**Brano:**
:::

SSherlock Holmes ha novant’anni e vive appartato tra
i campi nel Sussex. Si interessa di api, pappa reale e frassini
spinosi. Nel frattempo Watson è morto. Questo vecchio Holmes
è il protagonista del romanzo L’impercettibile
trucco della mente (A Slight Trick of the Mind,
2005) di Mitch Cullin, promettente autore americano.
La cosa interessante è che il metodo di Holmes,
tra le pieghe del racconto, arranca, disperde la sua perfetta
deduzione. Holmes sembra fallire. È un buon libro, ma a
volte odora di palma californiana e non di carta da parati inglese,
l’idea regge ma è come se una pallottola colpisse
Tex Willer senza fare zip. Sembrerebbe
già un mondo al contrario. Facciamo un passo
indietro. In un giorno estivo, lungo il fiume Isis, Charles
Lutwidge Dogson in presenza di tre bambine, Lorina, Alice e Edith,
figlie di H.G. Liddell, decano del Christ Church di Oxford,
darà vita ad un capolavoro. Aveva trent’anni. Nel
1865, per l’editore Macmillan, con disegni di John Tenniel,
pubblica Alice’s Adventures in Wonderland
(2003). Timido come un giunco, tartagliava perfino, avendo
difficoltà nel pronunciare la lettera P.
L’idea dello specchio gli venne un giorno
che diede ad Alice Liddell un’arancia e le chiese in quale
mano la tenesse.
“Nella
mia mano destra, – rispose Alice.
Ora
guarda quella ragazzina nello specchio
e
dimmi, in quale mano tiene l’arancia?
Nella
sua mano sinistra.
E come
spieghi questo fatto?
Essa
rifletté un istante, poi rispose:
Se io
potessi passare dall’altra parte
dello
specchio, non avrei
forse
l’arancia ancora nella mia mano destra?
Risposta
eccellente, disse Carroll”.

:::

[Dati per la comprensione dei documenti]
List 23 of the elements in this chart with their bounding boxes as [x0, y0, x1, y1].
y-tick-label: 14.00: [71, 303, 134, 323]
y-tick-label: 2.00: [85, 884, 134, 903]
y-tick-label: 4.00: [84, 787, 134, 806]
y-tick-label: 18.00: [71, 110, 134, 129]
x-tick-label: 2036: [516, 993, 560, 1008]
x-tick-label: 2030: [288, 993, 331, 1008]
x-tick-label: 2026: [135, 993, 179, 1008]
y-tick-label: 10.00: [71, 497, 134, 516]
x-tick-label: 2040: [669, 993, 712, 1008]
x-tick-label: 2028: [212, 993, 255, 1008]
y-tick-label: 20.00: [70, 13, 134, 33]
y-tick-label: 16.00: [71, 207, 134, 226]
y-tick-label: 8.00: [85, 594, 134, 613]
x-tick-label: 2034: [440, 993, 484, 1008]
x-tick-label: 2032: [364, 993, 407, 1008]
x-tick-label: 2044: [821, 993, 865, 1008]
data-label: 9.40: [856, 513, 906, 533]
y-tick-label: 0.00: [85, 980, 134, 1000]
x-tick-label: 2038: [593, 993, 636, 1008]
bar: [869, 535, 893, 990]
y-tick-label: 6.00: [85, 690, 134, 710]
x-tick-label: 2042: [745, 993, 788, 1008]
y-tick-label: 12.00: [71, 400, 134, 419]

:::

**Cosa si chiede:**
1. Come si chiamano le tre bambine che, secondo il brano, erano presenti lungo il fiume Isis?
2. Quanti anni ha Sherlock Holmes nel romanzo di cui parla il brano?
Le righe non hanno alcun ruolo in questo esercizio.

**Soluzioni dei compiti:**
1. Lorina, Alice e Edith.

2. Novant'anni.